Collected data entries:

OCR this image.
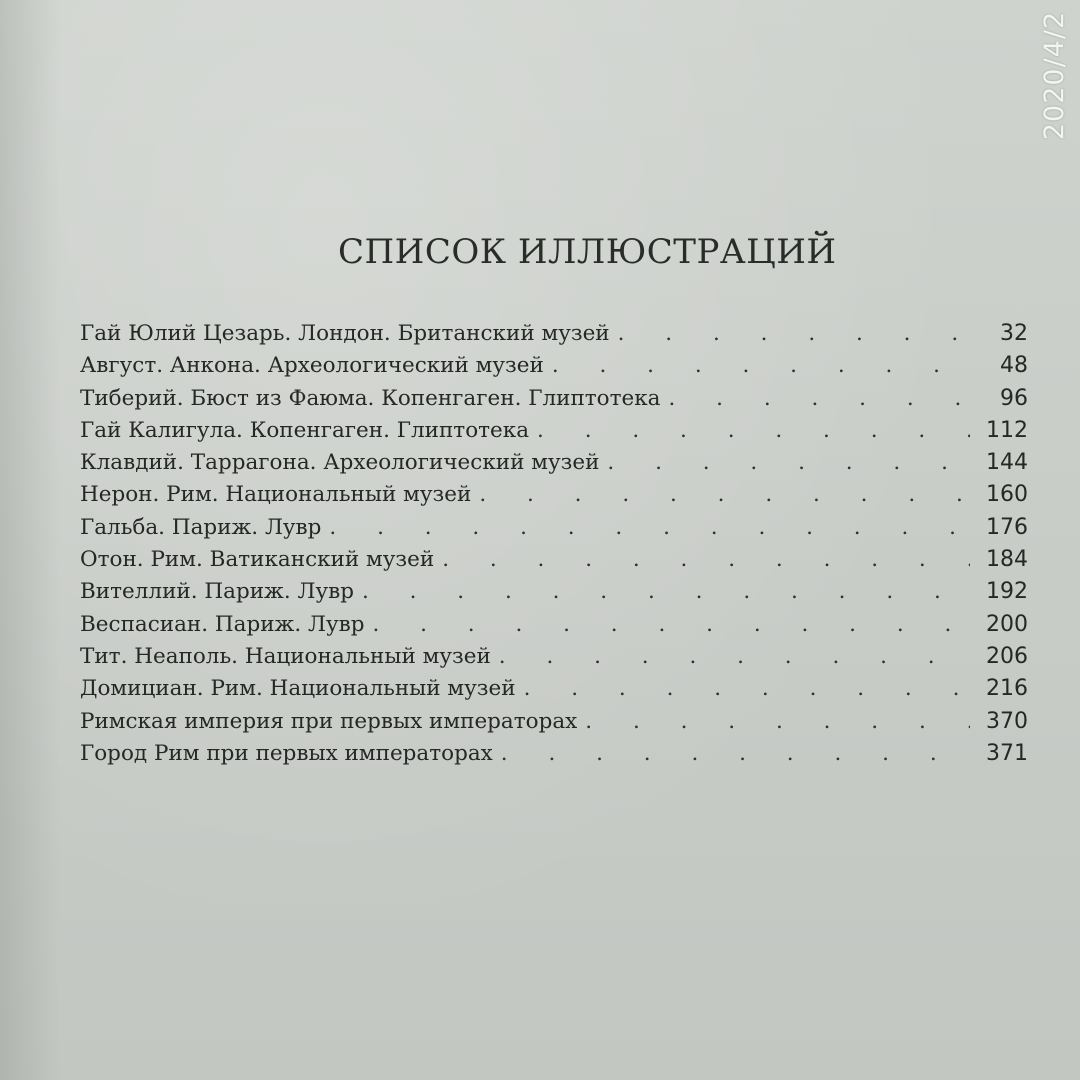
2020/4/2
СПИСОК ИЛЛЮСТРАЦИЙ
Гай Юлий Цезарь. Лондон. Британский музей . . .	32
Август. Анкона. Археологический музей . . .	48
Тиберий. Бюст из Фаюма. Копенгаген. Глиптотека . . .	96
Гай Калигула. Копенгаген. Глиптотека . . .	112
Клавдий. Таррагона. Археологический музей . . .	144
Нерон. Рим. Национальный музей . . .	160
Гальба. Париж. Лувр . . .	176
Отон. Рим. Ватиканский музей . . .	184
Вителлий. Париж. Лувр . . .	192
Веспасиан. Париж. Лувр . . .	200
Тит. Неаполь. Национальный музей . . .	206
Домициан. Рим. Национальный музей . . .	216
Римская империя при первых императорах . . .	370
Город Рим при первых императорах . . .	371
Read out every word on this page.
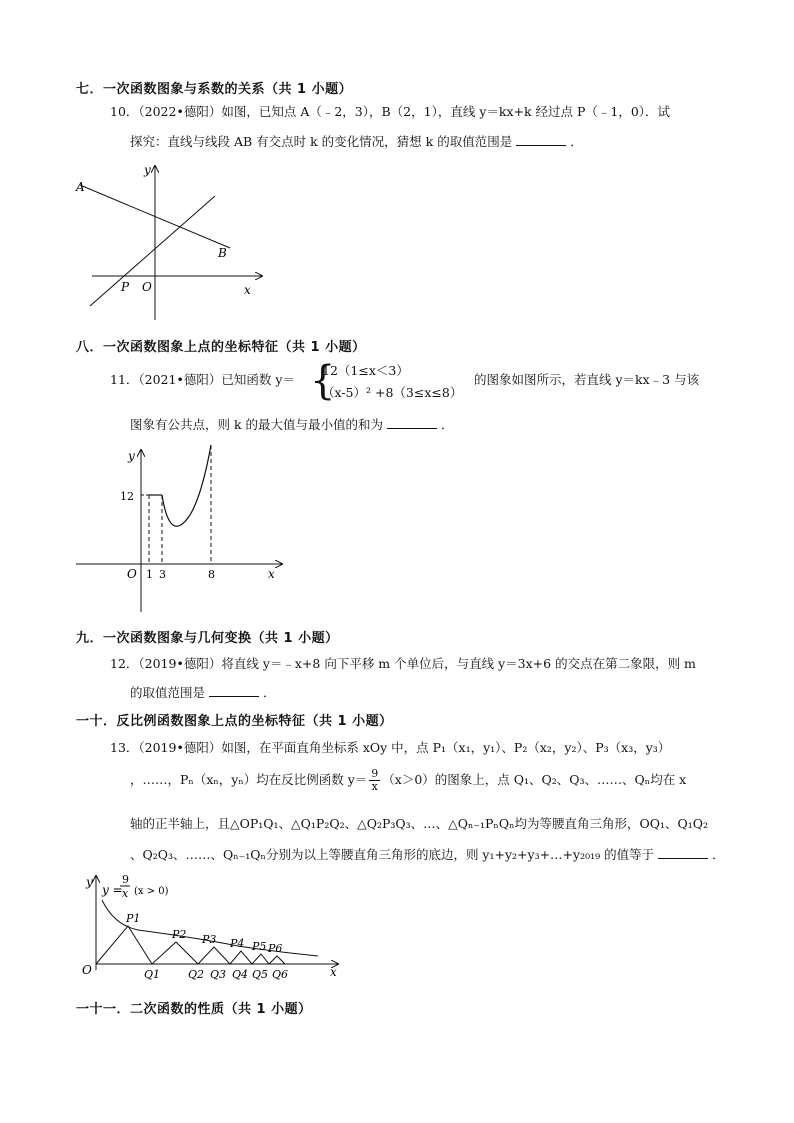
七．一次函数图象与系数的关系（共 1 小题）
10．（2022•德阳）如图，已知点 A（﹣2，3），B（2，1），直线 y＝kx+k 经过点 P（﹣1，0）．试
探究：直线与线段 AB 有交点时 k 的变化情况，猜想 k 的取值范围是	．
A
B
P O	x
y
八．一次函数图象上点的坐标特征（共 1 小题）
11．（2021•德阳）已知函数 y＝ {
12（1≤x＜3）
（x-5）² +8（3≤x≤8）
的图象如图所示，若直线 y＝kx﹣3 与该
图象有公共点，则 k 的最大值与最小值的和为	．
y
x
O
12
1 3	8
九．一次函数图象与几何变换（共 1 小题）
12．（2019•德阳）将直线 y＝﹣x+8 向下平移 m 个单位后，与直线 y＝3x+6 的交点在第二象限，则 m
的取值范围是	．
一十．反比例函数图象上点的坐标特征（共 1 小题）
13．（2019•德阳）如图，在平面直角坐标系 xOy 中，点 P₁（x₁，y₁）、P₂（x₂，y₂）、P₃（x₃，y₃）
，……，Pₙ（xₙ，yₙ）均在反比例函数 $y= \frac{9}{x} (x>0)$的图象上，点 Q₁、Q₂、Q₃、……、Qₙ均在 x
轴的正半轴上，且△OP₁Q₁、△Q₁P₂Q₂、△Q₂P₃Q₃、…、△Qₙ₋₁PₙQₙ均为等腰直角三角形，OQ₁、Q₁Q₂
、Q₂Q₃、……、Qₙ₋₁Qₙ分别为以上等腰直角三角形的底边，则 y₁+y₂+y₃+…+y₂₀₁₉ 的值等于	．
y
x
O
y =
9
x (x > 0)
P1
P2 P3 P4 P5 P6
Q1	Q2 Q3 Q4 Q5 Q6
一十一．二次函数的性质（共 1 小题）
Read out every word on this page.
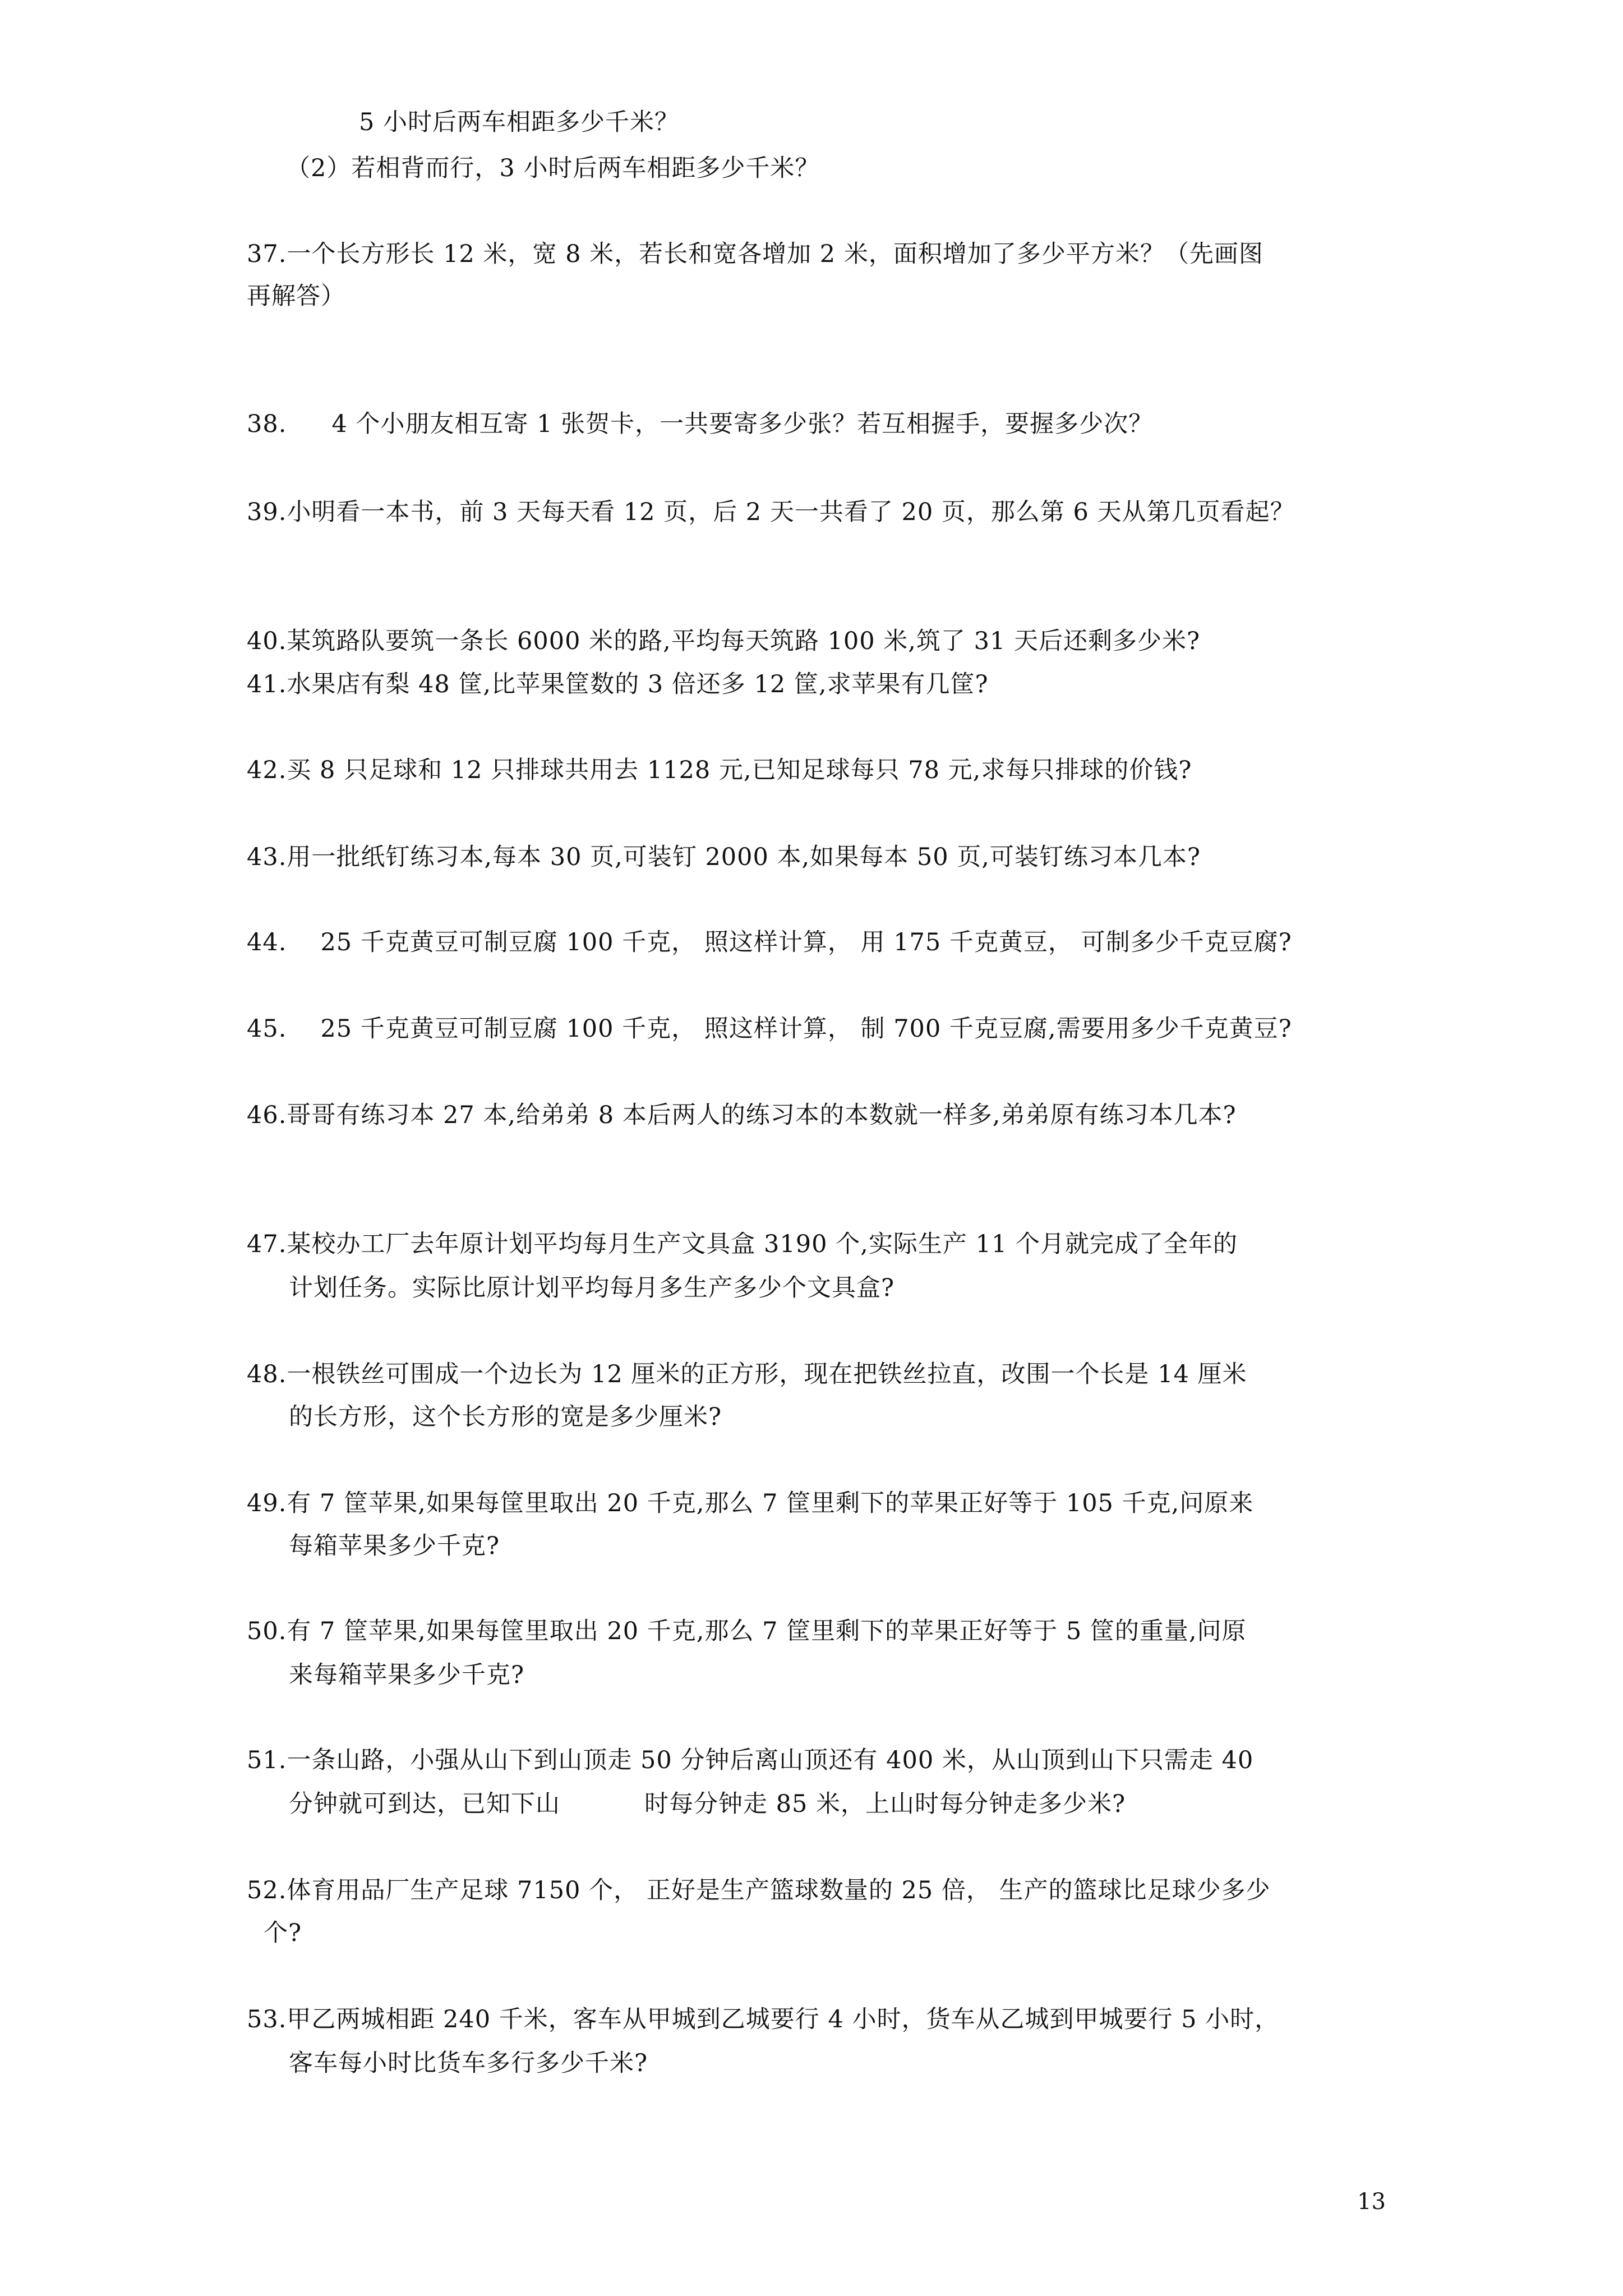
5 小时后两车相距多少千米？
（2）若相背而行，3 小时后两车相距多少千米？
37.一个长方形长 12 米，宽 8 米，若长和宽各增加 2 米，面积增加了多少平方米？（先画图
再解答）
38. 4 个小朋友相互寄 1 张贺卡，一共要寄多少张？若互相握手，要握多少次？
39.小明看一本书，前 3 天每天看 12 页，后 2 天一共看了 20 页，那么第 6 天从第几页看起？
40.某筑路队要筑一条长 6000 米的路,平均每天筑路 100 米,筑了 31 天后还剩多少米?
41.水果店有梨 48 筐,比苹果筐数的 3 倍还多 12 筐,求苹果有几筐?
42.买 8 只足球和 12 只排球共用去 1128 元,已知足球每只 78 元,求每只排球的价钱?
43.用一批纸钉练习本,每本 30 页,可装钉 2000 本,如果每本 50 页,可装钉练习本几本?
44. 25 千克黄豆可制豆腐 100 千克， 照这样计算， 用 175 千克黄豆， 可制多少千克豆腐?
45. 25 千克黄豆可制豆腐 100 千克， 照这样计算， 制 700 千克豆腐,需要用多少千克黄豆?
46.哥哥有练习本 27 本,给弟弟 8 本后两人的练习本的本数就一样多,弟弟原有练习本几本?
47.某校办工厂去年原计划平均每月生产文具盒 3190 个,实际生产 11 个月就完成了全年的
计划任务。实际比原计划平均每月多生产多少个文具盒?
48.一根铁丝可围成一个边长为 12 厘米的正方形，现在把铁丝拉直，改围一个长是 14 厘米
的长方形，这个长方形的宽是多少厘米?
49.有 7 筐苹果,如果每筐里取出 20 千克,那么 7 筐里剩下的苹果正好等于 105 千克,问原来
每箱苹果多少千克?
50.有 7 筐苹果,如果每筐里取出 20 千克,那么 7 筐里剩下的苹果正好等于 5 筐的重量,问原
来每箱苹果多少千克?
51.一条山路，小强从山下到山顶走 50 分钟后离山顶还有 400 米，从山顶到山下只需走 40
分钟就可到达，已知下山	时每分钟走 85 米，上山时每分钟走多少米?
52.体育用品厂生产足球 7150 个， 正好是生产篮球数量的 25 倍， 生产的篮球比足球少多少
个?
53.甲乙两城相距 240 千米，客车从甲城到乙城要行 4 小时，货车从乙城到甲城要行 5 小时，
客车每小时比货车多行多少千米?
13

● Challenge
Print the entries above exactly, taking out only the pictures.

● Solution to this task
OCR this image.
2020/4/2
СПИСОК ИЛЛЮСТРАЦИЙ
Гай Юлий Цезарь. Лондон. Британский музей . . .	32
Август. Анкона. Археологический музей . . .	48
Тиберий. Бюст из Фаюма. Копенгаген. Глиптотека . . .	96
Гай Калигула. Копенгаген. Глиптотека . . .	112
Клавдий. Таррагона. Археологический музей . . .	144
Нерон. Рим. Национальный музей . . .	160
Гальба. Париж. Лувр . . .	176
Отон. Рим. Ватиканский музей . . .	184
Вителлий. Париж. Лувр . . .	192
Веспасиан. Париж. Лувр . . .	200
Тит. Неаполь. Национальный музей . . .	206
Домициан. Рим. Национальный музей . . .	216
Римская империя при первых императорах . . .	370
Город Рим при первых императорах . . .	371
Read out every word on this page.
七．一次函数图象与系数的关系（共 1 小题）
10．（2022•德阳）如图，已知点 A（﹣2，3），B（2，1），直线 y＝kx+k 经过点 P（﹣1，0）．试
探究：直线与线段 AB 有交点时 k 的变化情况，猜想 k 的取值范围是	．
A
B
P O	x
y
八．一次函数图象上点的坐标特征（共 1 小题）
11．（2021•德阳）已知函数 y＝ {
12（1≤x＜3）
（x-5）² +8（3≤x≤8）
的图象如图所示，若直线 y＝kx﹣3 与该
图象有公共点，则 k 的最大值与最小值的和为	．
y
x
O
12
1 3	8
九．一次函数图象与几何变换（共 1 小题）
12．（2019•德阳）将直线 y＝﹣x+8 向下平移 m 个单位后，与直线 y＝3x+6 的交点在第二象限，则 m
的取值范围是	．
一十．反比例函数图象上点的坐标特征（共 1 小题）
13．（2019•德阳）如图，在平面直角坐标系 xOy 中，点 P₁（x₁，y₁）、P₂（x₂，y₂）、P₃（x₃，y₃）
，……，Pₙ（xₙ，yₙ）均在反比例函数 $y= \frac{9}{x} (x>0)$的图象上，点 Q₁、Q₂、Q₃、……、Qₙ均在 x
轴的正半轴上，且△OP₁Q₁、△Q₁P₂Q₂、△Q₂P₃Q₃、…、△Qₙ₋₁PₙQₙ均为等腰直角三角形，OQ₁、Q₁Q₂
、Q₂Q₃、……、Qₙ₋₁Qₙ分别为以上等腰直角三角形的底边，则 y₁+y₂+y₃+…+y₂₀₁₉ 的值等于	．
y
x
O
y =
9
x (x > 0)
P1
P2 P3 P4 P5 P6
Q1	Q2 Q3 Q4 Q5 Q6
一十一．二次函数的性质（共 1 小题）
Read out every word on this page.
5 小时后两车相距多少千米？
（2）若相背而行，3 小时后两车相距多少千米？
37.一个长方形长 12 米，宽 8 米，若长和宽各增加 2 米，面积增加了多少平方米？（先画图
再解答）
38. 4 个小朋友相互寄 1 张贺卡，一共要寄多少张？若互相握手，要握多少次？
39.小明看一本书，前 3 天每天看 12 页，后 2 天一共看了 20 页，那么第 6 天从第几页看起？
40.某筑路队要筑一条长 6000 米的路,平均每天筑路 100 米,筑了 31 天后还剩多少米?
41.水果店有梨 48 筐,比苹果筐数的 3 倍还多 12 筐,求苹果有几筐?
42.买 8 只足球和 12 只排球共用去 1128 元,已知足球每只 78 元,求每只排球的价钱?
43.用一批纸钉练习本,每本 30 页,可装钉 2000 本,如果每本 50 页,可装钉练习本几本?
44. 25 千克黄豆可制豆腐 100 千克， 照这样计算， 用 175 千克黄豆， 可制多少千克豆腐?
45. 25 千克黄豆可制豆腐 100 千克， 照这样计算， 制 700 千克豆腐,需要用多少千克黄豆?
46.哥哥有练习本 27 本,给弟弟 8 本后两人的练习本的本数就一样多,弟弟原有练习本几本?
47.某校办工厂去年原计划平均每月生产文具盒 3190 个,实际生产 11 个月就完成了全年的
计划任务。实际比原计划平均每月多生产多少个文具盒?
48.一根铁丝可围成一个边长为 12 厘米的正方形，现在把铁丝拉直，改围一个长是 14 厘米
的长方形，这个长方形的宽是多少厘米?
49.有 7 筐苹果,如果每筐里取出 20 千克,那么 7 筐里剩下的苹果正好等于 105 千克,问原来
每箱苹果多少千克?
50.有 7 筐苹果,如果每筐里取出 20 千克,那么 7 筐里剩下的苹果正好等于 5 筐的重量,问原
来每箱苹果多少千克?
51.一条山路，小强从山下到山顶走 50 分钟后离山顶还有 400 米，从山顶到山下只需走 40
分钟就可到达，已知下山	时每分钟走 85 米，上山时每分钟走多少米?
52.体育用品厂生产足球 7150 个， 正好是生产篮球数量的 25 倍， 生产的篮球比足球少多少
个?
53.甲乙两城相距 240 千米，客车从甲城到乙城要行 4 小时，货车从乙城到甲城要行 5 小时，
客车每小时比货车多行多少千米?
13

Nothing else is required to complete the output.